+++ MATERIALS PROVIDED +++
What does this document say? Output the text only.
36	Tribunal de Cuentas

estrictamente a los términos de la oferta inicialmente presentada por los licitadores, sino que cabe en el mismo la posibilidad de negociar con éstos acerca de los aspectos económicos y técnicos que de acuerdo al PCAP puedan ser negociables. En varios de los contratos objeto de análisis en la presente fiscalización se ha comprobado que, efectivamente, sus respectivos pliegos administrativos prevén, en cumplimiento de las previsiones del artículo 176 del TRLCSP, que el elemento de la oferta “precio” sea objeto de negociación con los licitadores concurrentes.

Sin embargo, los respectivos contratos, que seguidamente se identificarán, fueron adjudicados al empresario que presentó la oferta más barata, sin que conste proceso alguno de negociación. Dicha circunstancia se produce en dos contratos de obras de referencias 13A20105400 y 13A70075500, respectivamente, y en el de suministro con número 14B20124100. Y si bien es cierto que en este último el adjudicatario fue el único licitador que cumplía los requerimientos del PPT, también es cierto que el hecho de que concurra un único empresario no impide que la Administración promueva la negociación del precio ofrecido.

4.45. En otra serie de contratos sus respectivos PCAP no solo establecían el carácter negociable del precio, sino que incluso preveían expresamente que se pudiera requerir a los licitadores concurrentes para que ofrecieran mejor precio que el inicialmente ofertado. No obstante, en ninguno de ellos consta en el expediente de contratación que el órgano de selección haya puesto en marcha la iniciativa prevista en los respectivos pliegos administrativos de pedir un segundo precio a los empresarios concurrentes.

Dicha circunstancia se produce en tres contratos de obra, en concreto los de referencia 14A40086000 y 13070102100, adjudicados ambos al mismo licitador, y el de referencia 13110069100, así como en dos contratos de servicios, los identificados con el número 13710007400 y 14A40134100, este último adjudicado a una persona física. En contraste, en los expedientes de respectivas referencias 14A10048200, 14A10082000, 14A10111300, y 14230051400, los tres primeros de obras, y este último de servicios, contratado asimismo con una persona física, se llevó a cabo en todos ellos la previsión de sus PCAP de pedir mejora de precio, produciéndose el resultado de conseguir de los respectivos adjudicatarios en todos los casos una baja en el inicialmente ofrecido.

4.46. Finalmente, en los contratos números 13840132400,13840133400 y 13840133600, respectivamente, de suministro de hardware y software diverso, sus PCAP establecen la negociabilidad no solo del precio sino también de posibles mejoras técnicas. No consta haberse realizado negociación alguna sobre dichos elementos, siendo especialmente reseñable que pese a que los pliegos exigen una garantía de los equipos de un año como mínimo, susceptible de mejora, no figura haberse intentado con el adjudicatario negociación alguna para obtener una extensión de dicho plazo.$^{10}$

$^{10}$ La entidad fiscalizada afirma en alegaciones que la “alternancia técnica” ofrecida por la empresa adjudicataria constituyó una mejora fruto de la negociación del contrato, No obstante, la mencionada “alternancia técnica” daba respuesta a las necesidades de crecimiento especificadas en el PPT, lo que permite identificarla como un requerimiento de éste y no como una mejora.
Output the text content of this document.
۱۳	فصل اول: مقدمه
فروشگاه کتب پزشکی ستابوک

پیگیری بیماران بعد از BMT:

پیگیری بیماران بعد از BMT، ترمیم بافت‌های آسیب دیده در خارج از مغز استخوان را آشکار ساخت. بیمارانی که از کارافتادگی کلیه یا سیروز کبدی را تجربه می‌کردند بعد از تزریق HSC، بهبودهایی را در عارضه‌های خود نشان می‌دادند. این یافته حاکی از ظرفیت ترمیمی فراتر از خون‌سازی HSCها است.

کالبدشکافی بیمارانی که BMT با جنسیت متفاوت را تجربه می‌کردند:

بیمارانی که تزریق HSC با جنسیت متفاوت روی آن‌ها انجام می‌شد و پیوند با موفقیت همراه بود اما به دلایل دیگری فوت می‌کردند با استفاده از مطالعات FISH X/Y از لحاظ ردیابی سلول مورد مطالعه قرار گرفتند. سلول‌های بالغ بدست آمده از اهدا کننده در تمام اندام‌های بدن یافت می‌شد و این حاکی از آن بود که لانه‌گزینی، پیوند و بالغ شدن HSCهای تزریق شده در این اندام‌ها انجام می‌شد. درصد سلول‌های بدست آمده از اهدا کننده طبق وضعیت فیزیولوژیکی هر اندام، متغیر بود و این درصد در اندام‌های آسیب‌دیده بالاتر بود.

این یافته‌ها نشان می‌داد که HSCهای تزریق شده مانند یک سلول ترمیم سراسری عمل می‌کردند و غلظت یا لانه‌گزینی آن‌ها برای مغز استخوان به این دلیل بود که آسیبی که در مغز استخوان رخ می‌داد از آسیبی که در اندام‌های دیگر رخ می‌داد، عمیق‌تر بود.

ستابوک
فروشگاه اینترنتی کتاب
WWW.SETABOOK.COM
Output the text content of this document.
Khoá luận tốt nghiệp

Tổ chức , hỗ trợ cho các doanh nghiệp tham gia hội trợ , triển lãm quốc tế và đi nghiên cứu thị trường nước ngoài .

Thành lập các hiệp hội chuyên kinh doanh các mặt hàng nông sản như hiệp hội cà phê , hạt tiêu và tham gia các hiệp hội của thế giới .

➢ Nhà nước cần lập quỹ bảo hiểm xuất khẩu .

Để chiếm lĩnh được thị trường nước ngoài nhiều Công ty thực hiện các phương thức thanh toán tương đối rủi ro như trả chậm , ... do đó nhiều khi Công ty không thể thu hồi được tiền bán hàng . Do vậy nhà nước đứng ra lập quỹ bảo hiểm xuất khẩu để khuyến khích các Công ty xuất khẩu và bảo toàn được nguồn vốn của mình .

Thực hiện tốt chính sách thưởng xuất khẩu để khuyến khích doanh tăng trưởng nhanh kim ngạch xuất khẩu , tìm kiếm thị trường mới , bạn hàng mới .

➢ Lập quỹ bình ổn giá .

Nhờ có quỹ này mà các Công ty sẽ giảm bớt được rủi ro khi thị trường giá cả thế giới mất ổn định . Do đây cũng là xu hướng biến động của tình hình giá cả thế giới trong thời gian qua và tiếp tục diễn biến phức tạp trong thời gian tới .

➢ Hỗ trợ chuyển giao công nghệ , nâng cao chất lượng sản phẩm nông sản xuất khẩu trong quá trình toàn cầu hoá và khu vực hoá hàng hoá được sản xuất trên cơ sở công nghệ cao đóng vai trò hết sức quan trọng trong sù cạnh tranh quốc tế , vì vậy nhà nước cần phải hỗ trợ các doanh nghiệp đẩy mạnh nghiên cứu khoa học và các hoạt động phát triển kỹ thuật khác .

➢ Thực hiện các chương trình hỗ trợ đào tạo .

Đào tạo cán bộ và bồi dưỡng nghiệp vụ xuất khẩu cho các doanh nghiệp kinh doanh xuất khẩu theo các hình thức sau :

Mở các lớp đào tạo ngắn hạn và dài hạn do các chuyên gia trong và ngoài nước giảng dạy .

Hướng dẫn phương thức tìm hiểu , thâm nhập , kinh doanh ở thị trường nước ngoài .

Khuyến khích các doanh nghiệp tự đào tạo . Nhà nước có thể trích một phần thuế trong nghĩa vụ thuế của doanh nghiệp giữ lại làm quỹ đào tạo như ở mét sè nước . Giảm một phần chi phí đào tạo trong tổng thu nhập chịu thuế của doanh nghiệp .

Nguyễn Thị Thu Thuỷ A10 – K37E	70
+++
## [AIM OF THE EXERCISE]
Nothing should be changed: write out all of the data as is.

## [SOLUTION FOR THIS PROBLEM]
What does this document say? Output the text only.
36	Tribunal de Cuentas

estrictamente a los términos de la oferta inicialmente presentada por los licitadores, sino que cabe en el mismo la posibilidad de negociar con éstos acerca de los aspectos económicos y técnicos que de acuerdo al PCAP puedan ser negociables. En varios de los contratos objeto de análisis en la presente fiscalización se ha comprobado que, efectivamente, sus respectivos pliegos administrativos prevén, en cumplimiento de las previsiones del artículo 176 del TRLCSP, que el elemento de la oferta “precio” sea objeto de negociación con los licitadores concurrentes.

Sin embargo, los respectivos contratos, que seguidamente se identificarán, fueron adjudicados al empresario que presentó la oferta más barata, sin que conste proceso alguno de negociación. Dicha circunstancia se produce en dos contratos de obras de referencias 13A20105400 y 13A70075500, respectivamente, y en el de suministro con número 14B20124100. Y si bien es cierto que en este último el adjudicatario fue el único licitador que cumplía los requerimientos del PPT, también es cierto que el hecho de que concurra un único empresario no impide que la Administración promueva la negociación del precio ofrecido.

4.45. En otra serie de contratos sus respectivos PCAP no solo establecían el carácter negociable del precio, sino que incluso preveían expresamente que se pudiera requerir a los licitadores concurrentes para que ofrecieran mejor precio que el inicialmente ofertado. No obstante, en ninguno de ellos consta en el expediente de contratación que el órgano de selección haya puesto en marcha la iniciativa prevista en los respectivos pliegos administrativos de pedir un segundo precio a los empresarios concurrentes.

Dicha circunstancia se produce en tres contratos de obra, en concreto los de referencia 14A40086000 y 13070102100, adjudicados ambos al mismo licitador, y el de referencia 13110069100, así como en dos contratos de servicios, los identificados con el número 13710007400 y 14A40134100, este último adjudicado a una persona física. En contraste, en los expedientes de respectivas referencias 14A10048200, 14A10082000, 14A10111300, y 14230051400, los tres primeros de obras, y este último de servicios, contratado asimismo con una persona física, se llevó a cabo en todos ellos la previsión de sus PCAP de pedir mejora de precio, produciéndose el resultado de conseguir de los respectivos adjudicatarios en todos los casos una baja en el inicialmente ofrecido.

4.46. Finalmente, en los contratos números 13840132400,13840133400 y 13840133600, respectivamente, de suministro de hardware y software diverso, sus PCAP establecen la negociabilidad no solo del precio sino también de posibles mejoras técnicas. No consta haberse realizado negociación alguna sobre dichos elementos, siendo especialmente reseñable que pese a que los pliegos exigen una garantía de los equipos de un año como mínimo, susceptible de mejora, no figura haberse intentado con el adjudicatario negociación alguna para obtener una extensión de dicho plazo.$^{10}$

$^{10}$ La entidad fiscalizada afirma en alegaciones que la “alternancia técnica” ofrecida por la empresa adjudicataria constituyó una mejora fruto de la negociación del contrato, No obstante, la mencionada “alternancia técnica” daba respuesta a las necesidades de crecimiento especificadas en el PPT, lo que permite identificarla como un requerimiento de éste y no como una mejora.
Output the text content of this document.
۱۳	فصل اول: مقدمه
فروشگاه کتب پزشکی ستابوک

پیگیری بیماران بعد از BMT:

پیگیری بیماران بعد از BMT، ترمیم بافت‌های آسیب دیده در خارج از مغز استخوان را آشکار ساخت. بیمارانی که از کارافتادگی کلیه یا سیروز کبدی را تجربه می‌کردند بعد از تزریق HSC، بهبودهایی را در عارضه‌های خود نشان می‌دادند. این یافته حاکی از ظرفیت ترمیمی فراتر از خون‌سازی HSCها است.

کالبدشکافی بیمارانی که BMT با جنسیت متفاوت را تجربه می‌کردند:

بیمارانی که تزریق HSC با جنسیت متفاوت روی آن‌ها انجام می‌شد و پیوند با موفقیت همراه بود اما به دلایل دیگری فوت می‌کردند با استفاده از مطالعات FISH X/Y از لحاظ ردیابی سلول مورد مطالعه قرار گرفتند. سلول‌های بالغ بدست آمده از اهدا کننده در تمام اندام‌های بدن یافت می‌شد و این حاکی از آن بود که لانه‌گزینی، پیوند و بالغ شدن HSCهای تزریق شده در این اندام‌ها انجام می‌شد. درصد سلول‌های بدست آمده از اهدا کننده طبق وضعیت فیزیولوژیکی هر اندام، متغیر بود و این درصد در اندام‌های آسیب‌دیده بالاتر بود.

این یافته‌ها نشان می‌داد که HSCهای تزریق شده مانند یک سلول ترمیم سراسری عمل می‌کردند و غلظت یا لانه‌گزینی آن‌ها برای مغز استخوان به این دلیل بود که آسیبی که در مغز استخوان رخ می‌داد از آسیبی که در اندام‌های دیگر رخ می‌داد، عمیق‌تر بود.

ستابوک
فروشگاه اینترنتی کتاب
WWW.SETABOOK.COM
Output the text content of this document.
Khoá luận tốt nghiệp

Tổ chức , hỗ trợ cho các doanh nghiệp tham gia hội trợ , triển lãm quốc tế và đi nghiên cứu thị trường nước ngoài .

Thành lập các hiệp hội chuyên kinh doanh các mặt hàng nông sản như hiệp hội cà phê , hạt tiêu và tham gia các hiệp hội của thế giới .

➢ Nhà nước cần lập quỹ bảo hiểm xuất khẩu .

Để chiếm lĩnh được thị trường nước ngoài nhiều Công ty thực hiện các phương thức thanh toán tương đối rủi ro như trả chậm , ... do đó nhiều khi Công ty không thể thu hồi được tiền bán hàng . Do vậy nhà nước đứng ra lập quỹ bảo hiểm xuất khẩu để khuyến khích các Công ty xuất khẩu và bảo toàn được nguồn vốn của mình .

Thực hiện tốt chính sách thưởng xuất khẩu để khuyến khích doanh tăng trưởng nhanh kim ngạch xuất khẩu , tìm kiếm thị trường mới , bạn hàng mới .

➢ Lập quỹ bình ổn giá .

Nhờ có quỹ này mà các Công ty sẽ giảm bớt được rủi ro khi thị trường giá cả thế giới mất ổn định . Do đây cũng là xu hướng biến động của tình hình giá cả thế giới trong thời gian qua và tiếp tục diễn biến phức tạp trong thời gian tới .

➢ Hỗ trợ chuyển giao công nghệ , nâng cao chất lượng sản phẩm nông sản xuất khẩu trong quá trình toàn cầu hoá và khu vực hoá hàng hoá được sản xuất trên cơ sở công nghệ cao đóng vai trò hết sức quan trọng trong sù cạnh tranh quốc tế , vì vậy nhà nước cần phải hỗ trợ các doanh nghiệp đẩy mạnh nghiên cứu khoa học và các hoạt động phát triển kỹ thuật khác .

➢ Thực hiện các chương trình hỗ trợ đào tạo .

Đào tạo cán bộ và bồi dưỡng nghiệp vụ xuất khẩu cho các doanh nghiệp kinh doanh xuất khẩu theo các hình thức sau :

Mở các lớp đào tạo ngắn hạn và dài hạn do các chuyên gia trong và ngoài nước giảng dạy .

Hướng dẫn phương thức tìm hiểu , thâm nhập , kinh doanh ở thị trường nước ngoài .

Khuyến khích các doanh nghiệp tự đào tạo . Nhà nước có thể trích một phần thuế trong nghĩa vụ thuế của doanh nghiệp giữ lại làm quỹ đào tạo như ở mét sè nước . Giảm một phần chi phí đào tạo trong tổng thu nhập chịu thuế của doanh nghiệp .

Nguyễn Thị Thu Thuỷ A10 – K37E	70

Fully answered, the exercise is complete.